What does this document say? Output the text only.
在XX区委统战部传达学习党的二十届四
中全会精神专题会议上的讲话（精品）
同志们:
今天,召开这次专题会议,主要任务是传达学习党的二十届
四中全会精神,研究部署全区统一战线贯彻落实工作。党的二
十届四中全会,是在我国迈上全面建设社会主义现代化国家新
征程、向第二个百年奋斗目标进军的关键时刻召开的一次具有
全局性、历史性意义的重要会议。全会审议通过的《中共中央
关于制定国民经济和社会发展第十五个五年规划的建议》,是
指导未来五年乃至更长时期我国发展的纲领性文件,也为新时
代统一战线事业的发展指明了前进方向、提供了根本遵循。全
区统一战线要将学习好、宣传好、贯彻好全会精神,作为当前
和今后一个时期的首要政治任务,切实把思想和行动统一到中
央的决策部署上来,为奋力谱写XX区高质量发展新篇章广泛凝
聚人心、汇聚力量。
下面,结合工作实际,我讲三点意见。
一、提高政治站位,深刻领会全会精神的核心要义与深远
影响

* Exercise directions: Each record must be repeated exactly as it is.

* Written solution:
What does this document say? Output the text only.
在XX区委统战部传达学习党的二十届四
中全会精神专题会议上的讲话（精品）
同志们:
今天,召开这次专题会议,主要任务是传达学习党的二十届
四中全会精神,研究部署全区统一战线贯彻落实工作。党的二
十届四中全会,是在我国迈上全面建设社会主义现代化国家新
征程、向第二个百年奋斗目标进军的关键时刻召开的一次具有
全局性、历史性意义的重要会议。全会审议通过的《中共中央
关于制定国民经济和社会发展第十五个五年规划的建议》,是
指导未来五年乃至更长时期我国发展的纲领性文件,也为新时
代统一战线事业的发展指明了前进方向、提供了根本遵循。全
区统一战线要将学习好、宣传好、贯彻好全会精神,作为当前
和今后一个时期的首要政治任务,切实把思想和行动统一到中
央的决策部署上来,为奋力谱写XX区高质量发展新篇章广泛凝
聚人心、汇聚力量。
下面,结合工作实际,我讲三点意见。
一、提高政治站位,深刻领会全会精神的核心要义与深远
影响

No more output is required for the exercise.